(Data entries)
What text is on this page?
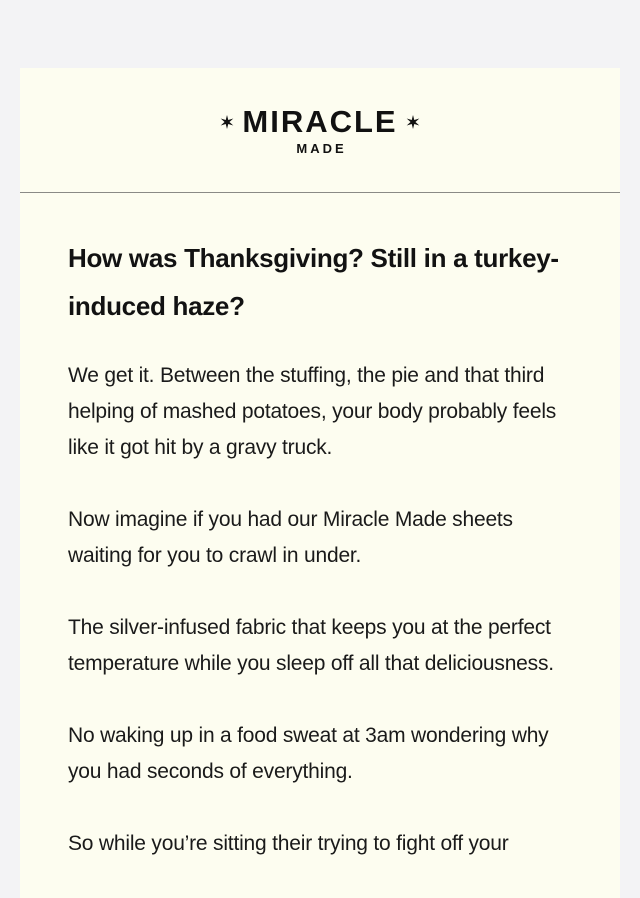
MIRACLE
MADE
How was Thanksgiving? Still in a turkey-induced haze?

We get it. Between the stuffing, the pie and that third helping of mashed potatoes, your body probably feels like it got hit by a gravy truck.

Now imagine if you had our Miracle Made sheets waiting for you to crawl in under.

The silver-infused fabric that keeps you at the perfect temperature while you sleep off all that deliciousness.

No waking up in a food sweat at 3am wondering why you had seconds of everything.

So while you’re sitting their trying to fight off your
* * *
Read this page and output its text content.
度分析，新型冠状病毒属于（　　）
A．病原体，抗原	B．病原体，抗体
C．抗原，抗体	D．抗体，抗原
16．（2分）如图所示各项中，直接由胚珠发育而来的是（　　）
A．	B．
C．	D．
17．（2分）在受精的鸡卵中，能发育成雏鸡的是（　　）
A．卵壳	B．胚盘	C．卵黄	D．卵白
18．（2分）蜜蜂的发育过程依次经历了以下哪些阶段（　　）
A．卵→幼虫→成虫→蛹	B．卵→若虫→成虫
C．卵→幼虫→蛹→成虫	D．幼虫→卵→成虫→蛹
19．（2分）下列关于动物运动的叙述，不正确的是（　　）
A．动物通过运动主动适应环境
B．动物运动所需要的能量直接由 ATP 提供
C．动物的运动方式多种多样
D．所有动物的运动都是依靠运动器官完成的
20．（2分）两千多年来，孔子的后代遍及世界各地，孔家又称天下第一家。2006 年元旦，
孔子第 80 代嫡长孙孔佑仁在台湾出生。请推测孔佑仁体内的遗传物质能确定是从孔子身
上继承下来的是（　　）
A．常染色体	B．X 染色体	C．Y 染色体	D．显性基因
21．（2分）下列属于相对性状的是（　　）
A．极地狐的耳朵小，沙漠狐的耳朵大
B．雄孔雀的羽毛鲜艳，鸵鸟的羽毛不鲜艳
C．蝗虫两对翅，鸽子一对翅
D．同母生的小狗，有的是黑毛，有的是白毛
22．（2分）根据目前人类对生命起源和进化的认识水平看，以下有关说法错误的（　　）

▶ [Exercise description]:
Return each line among the entries that holds the word "while".

▶ [Full response]:
The silver-infused fabric that keeps you at the perfect temperature while you sleep off all that deliciousness.
So while you’re sitting their trying to fight off your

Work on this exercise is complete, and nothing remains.